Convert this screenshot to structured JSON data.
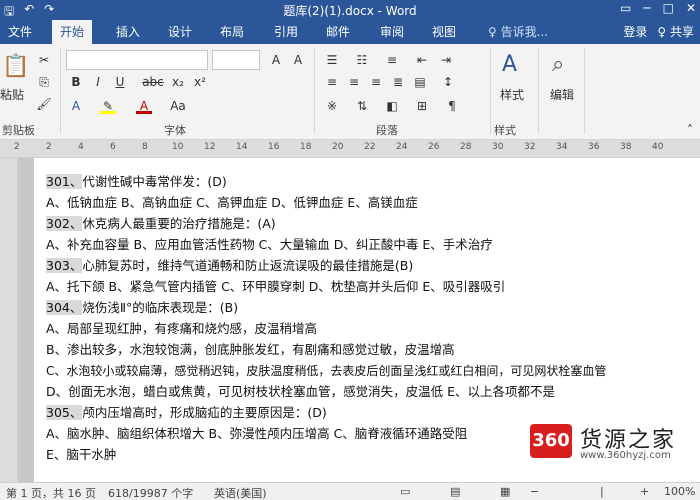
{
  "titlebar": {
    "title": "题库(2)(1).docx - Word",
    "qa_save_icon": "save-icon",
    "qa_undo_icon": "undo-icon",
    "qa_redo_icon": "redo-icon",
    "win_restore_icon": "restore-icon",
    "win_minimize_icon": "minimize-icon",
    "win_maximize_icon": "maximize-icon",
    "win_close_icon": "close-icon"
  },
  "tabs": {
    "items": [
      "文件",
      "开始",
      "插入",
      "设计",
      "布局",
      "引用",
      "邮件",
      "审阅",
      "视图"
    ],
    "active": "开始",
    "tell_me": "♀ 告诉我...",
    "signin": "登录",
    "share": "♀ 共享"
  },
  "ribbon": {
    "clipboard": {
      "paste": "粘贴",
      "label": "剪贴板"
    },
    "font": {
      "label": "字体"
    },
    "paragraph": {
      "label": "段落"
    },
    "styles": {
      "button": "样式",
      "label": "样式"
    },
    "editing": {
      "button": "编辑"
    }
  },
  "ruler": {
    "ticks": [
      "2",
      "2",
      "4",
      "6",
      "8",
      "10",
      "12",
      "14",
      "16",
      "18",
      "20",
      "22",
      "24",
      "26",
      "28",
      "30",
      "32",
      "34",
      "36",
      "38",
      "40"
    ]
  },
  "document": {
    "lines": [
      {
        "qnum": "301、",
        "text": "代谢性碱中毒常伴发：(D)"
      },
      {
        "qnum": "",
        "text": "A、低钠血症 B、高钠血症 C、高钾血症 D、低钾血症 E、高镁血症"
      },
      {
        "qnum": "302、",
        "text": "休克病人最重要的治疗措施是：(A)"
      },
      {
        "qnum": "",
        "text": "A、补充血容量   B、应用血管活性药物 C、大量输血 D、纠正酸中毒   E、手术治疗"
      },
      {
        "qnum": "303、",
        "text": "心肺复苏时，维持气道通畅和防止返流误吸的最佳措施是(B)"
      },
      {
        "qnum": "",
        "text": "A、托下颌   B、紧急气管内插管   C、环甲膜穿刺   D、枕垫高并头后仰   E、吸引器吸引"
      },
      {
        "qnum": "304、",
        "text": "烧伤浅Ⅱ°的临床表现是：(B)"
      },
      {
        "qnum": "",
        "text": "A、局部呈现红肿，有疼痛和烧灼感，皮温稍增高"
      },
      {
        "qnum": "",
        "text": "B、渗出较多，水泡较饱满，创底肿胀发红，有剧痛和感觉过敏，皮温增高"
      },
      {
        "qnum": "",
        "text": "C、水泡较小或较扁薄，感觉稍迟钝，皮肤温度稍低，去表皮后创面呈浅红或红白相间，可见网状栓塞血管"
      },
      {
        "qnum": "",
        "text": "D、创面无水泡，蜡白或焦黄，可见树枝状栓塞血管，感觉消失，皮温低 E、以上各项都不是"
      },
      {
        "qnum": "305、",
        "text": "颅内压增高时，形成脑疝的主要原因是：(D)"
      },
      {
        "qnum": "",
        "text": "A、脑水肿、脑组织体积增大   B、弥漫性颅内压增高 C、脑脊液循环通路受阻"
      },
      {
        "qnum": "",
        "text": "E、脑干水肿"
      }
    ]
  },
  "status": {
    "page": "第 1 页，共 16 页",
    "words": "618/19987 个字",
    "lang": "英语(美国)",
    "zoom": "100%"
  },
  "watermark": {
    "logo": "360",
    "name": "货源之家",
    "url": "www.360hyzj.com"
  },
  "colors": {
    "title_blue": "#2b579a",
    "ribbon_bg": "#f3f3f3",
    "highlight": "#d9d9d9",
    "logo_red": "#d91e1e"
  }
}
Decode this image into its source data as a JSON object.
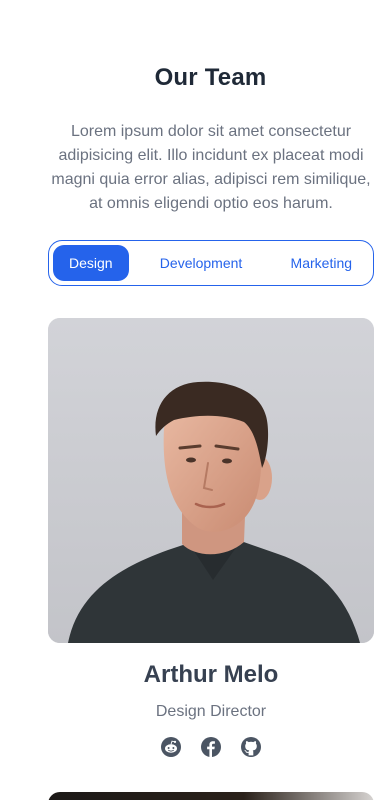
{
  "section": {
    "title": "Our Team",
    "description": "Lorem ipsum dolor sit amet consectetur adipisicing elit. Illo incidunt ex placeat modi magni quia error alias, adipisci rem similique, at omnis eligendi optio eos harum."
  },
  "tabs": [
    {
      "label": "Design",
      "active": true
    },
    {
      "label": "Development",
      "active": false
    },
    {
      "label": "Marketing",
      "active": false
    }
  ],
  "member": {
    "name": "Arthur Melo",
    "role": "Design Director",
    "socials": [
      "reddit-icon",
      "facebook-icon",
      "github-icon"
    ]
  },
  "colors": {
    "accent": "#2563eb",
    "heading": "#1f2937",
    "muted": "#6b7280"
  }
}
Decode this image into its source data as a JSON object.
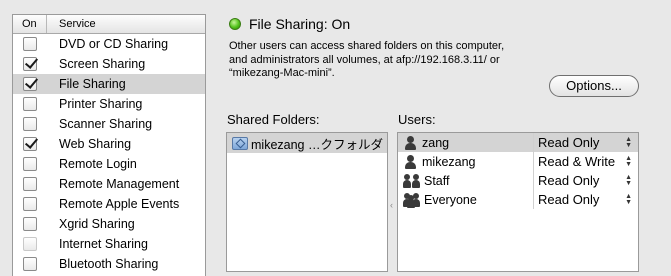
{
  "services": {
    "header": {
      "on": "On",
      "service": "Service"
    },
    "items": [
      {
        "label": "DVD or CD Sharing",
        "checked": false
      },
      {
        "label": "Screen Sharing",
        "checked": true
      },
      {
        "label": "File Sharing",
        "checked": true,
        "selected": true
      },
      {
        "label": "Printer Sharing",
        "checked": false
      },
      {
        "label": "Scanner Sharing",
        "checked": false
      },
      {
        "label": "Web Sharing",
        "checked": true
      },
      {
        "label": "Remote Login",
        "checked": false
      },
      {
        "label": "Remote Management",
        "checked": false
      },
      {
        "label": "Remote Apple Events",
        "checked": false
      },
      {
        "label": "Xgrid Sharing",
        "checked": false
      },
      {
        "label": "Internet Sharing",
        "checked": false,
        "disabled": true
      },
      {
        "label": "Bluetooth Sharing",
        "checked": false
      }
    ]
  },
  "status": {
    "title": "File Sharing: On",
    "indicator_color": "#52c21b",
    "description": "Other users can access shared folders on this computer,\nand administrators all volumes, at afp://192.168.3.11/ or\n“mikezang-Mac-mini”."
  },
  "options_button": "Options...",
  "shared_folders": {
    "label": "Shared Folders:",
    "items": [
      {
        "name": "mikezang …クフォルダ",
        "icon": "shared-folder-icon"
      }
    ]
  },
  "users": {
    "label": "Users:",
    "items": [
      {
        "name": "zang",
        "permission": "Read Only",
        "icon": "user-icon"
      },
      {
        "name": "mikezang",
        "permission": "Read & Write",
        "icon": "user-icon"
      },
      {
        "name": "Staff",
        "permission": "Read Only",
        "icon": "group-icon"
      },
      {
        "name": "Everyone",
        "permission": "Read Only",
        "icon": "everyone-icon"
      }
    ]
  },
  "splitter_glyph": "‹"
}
...
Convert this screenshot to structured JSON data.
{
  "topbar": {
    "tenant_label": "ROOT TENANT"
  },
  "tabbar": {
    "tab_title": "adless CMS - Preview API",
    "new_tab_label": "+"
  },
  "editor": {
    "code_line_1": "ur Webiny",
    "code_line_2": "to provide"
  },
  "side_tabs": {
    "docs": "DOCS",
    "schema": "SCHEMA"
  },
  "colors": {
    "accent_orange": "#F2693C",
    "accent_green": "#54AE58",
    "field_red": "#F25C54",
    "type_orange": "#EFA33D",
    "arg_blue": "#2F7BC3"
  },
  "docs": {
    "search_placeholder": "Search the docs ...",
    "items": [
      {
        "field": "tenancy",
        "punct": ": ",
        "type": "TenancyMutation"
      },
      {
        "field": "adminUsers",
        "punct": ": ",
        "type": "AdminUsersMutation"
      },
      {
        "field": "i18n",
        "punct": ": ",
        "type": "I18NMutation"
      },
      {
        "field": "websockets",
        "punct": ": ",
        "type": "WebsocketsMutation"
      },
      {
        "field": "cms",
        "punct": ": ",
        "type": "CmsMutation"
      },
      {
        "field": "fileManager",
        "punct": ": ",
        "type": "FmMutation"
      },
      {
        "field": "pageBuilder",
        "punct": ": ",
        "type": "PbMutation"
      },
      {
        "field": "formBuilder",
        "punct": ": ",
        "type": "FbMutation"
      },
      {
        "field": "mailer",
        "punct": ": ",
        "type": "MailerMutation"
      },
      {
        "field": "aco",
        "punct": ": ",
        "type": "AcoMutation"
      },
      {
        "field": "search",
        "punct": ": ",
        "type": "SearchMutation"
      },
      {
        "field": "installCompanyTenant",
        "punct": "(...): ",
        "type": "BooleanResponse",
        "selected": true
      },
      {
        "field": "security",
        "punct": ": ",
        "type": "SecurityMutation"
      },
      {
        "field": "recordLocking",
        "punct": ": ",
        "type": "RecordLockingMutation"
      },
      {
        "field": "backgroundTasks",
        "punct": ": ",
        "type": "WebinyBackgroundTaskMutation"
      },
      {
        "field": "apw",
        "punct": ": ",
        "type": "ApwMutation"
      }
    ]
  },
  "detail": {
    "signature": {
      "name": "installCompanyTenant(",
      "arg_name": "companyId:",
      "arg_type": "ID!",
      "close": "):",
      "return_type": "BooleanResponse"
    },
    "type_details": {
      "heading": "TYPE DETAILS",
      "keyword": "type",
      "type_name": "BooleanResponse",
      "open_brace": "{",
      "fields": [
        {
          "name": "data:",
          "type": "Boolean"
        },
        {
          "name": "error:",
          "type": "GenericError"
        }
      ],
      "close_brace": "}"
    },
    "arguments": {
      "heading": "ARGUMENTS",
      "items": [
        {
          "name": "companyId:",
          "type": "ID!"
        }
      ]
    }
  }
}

[Goal of the exercise]
Look through the entries above and count each line holding "BooleanResponse"; report the count alone.

[Output below]
3